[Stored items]
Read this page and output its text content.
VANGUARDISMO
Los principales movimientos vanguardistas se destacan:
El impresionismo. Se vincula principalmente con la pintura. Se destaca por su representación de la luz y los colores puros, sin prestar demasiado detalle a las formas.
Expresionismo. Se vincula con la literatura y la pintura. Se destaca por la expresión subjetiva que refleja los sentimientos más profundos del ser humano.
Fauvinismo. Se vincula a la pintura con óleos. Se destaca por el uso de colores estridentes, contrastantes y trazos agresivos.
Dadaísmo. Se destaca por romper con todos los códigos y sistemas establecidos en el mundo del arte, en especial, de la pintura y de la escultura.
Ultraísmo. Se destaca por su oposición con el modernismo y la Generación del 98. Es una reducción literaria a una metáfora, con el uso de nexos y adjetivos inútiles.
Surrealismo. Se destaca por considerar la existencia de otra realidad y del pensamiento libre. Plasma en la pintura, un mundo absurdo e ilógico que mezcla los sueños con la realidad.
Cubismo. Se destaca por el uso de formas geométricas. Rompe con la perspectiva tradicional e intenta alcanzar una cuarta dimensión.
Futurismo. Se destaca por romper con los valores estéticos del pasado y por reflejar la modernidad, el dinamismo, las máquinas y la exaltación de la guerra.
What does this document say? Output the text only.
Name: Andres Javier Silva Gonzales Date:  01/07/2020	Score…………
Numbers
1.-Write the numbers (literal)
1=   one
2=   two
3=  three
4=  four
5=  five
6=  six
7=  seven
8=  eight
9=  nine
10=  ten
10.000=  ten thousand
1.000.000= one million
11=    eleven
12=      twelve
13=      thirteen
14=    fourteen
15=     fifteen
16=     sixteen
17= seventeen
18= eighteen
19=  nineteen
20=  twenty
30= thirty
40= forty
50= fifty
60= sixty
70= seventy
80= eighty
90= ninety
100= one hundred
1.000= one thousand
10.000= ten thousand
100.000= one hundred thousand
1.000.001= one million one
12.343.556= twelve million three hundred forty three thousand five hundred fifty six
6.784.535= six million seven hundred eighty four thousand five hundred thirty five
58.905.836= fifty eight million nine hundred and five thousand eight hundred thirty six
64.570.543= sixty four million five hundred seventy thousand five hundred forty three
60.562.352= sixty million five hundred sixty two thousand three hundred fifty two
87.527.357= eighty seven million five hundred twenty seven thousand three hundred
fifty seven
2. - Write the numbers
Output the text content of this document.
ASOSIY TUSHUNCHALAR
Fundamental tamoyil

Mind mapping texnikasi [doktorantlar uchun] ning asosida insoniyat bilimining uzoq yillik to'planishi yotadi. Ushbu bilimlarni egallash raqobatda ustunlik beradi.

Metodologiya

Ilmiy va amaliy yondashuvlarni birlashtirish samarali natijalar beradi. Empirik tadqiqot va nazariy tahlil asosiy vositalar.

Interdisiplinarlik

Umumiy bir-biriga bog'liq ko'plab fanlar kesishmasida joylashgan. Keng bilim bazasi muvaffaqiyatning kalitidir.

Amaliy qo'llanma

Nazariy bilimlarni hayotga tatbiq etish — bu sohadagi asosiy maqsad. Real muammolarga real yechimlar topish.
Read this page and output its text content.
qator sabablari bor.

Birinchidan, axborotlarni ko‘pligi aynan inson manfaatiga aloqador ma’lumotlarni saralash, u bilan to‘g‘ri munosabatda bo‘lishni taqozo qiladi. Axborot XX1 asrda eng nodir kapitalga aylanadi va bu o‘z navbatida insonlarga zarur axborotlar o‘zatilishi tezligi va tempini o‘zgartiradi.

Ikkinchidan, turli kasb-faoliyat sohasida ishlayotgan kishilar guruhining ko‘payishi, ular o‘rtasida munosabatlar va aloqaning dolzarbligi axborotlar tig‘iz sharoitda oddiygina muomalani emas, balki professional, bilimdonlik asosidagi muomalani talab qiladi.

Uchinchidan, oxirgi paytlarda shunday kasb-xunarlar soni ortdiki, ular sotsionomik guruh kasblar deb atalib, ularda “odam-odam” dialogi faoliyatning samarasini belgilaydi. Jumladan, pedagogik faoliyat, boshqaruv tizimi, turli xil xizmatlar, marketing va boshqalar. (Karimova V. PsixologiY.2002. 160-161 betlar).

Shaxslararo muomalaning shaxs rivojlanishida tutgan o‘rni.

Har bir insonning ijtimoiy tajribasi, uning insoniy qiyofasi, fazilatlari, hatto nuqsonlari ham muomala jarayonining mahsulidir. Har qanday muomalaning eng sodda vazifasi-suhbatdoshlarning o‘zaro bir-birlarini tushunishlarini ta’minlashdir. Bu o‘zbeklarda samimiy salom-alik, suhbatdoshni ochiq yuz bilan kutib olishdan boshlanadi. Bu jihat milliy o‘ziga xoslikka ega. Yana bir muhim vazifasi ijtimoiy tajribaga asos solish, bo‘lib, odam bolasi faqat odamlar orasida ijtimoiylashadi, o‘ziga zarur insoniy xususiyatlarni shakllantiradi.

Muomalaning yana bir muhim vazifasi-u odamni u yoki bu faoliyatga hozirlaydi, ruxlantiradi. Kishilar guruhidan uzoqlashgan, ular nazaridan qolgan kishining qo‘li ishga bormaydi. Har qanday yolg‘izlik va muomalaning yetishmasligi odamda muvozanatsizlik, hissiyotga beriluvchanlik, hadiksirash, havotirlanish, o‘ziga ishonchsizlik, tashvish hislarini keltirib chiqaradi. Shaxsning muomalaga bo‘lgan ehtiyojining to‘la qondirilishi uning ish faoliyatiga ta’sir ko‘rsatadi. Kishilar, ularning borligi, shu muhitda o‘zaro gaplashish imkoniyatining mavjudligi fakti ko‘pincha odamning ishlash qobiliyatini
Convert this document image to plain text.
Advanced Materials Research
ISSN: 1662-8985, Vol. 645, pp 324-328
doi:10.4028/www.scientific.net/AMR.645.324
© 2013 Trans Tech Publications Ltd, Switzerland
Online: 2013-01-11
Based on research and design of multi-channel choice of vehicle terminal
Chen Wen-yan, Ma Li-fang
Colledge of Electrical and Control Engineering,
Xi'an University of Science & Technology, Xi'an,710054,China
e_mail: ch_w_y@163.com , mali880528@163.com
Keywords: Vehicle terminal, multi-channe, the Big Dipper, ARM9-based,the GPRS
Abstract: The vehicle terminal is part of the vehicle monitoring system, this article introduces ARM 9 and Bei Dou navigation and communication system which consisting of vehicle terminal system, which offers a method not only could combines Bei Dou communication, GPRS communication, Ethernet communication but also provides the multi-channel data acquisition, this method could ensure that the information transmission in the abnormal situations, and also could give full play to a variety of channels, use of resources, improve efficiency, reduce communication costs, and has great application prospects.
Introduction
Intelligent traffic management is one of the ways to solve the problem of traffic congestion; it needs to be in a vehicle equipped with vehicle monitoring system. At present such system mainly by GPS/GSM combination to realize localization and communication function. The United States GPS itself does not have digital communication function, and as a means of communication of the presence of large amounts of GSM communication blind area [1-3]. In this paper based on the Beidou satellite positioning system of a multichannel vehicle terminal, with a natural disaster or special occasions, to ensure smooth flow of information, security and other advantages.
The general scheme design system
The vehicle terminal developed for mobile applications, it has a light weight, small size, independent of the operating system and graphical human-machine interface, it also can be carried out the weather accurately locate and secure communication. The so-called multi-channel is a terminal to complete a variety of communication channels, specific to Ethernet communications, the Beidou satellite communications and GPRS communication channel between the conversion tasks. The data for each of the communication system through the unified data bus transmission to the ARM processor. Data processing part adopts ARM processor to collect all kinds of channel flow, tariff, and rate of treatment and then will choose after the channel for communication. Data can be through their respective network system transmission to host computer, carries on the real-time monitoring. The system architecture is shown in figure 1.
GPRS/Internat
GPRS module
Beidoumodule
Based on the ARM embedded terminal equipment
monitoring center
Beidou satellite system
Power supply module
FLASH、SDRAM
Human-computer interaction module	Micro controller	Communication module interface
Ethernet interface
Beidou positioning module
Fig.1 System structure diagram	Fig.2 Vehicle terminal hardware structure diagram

WHAT IS EXPECTED:
Work out how many lines of the listing above include "zarur". Answer with the number and nothing more.

ANSWER TO THIS EXERCISE:
2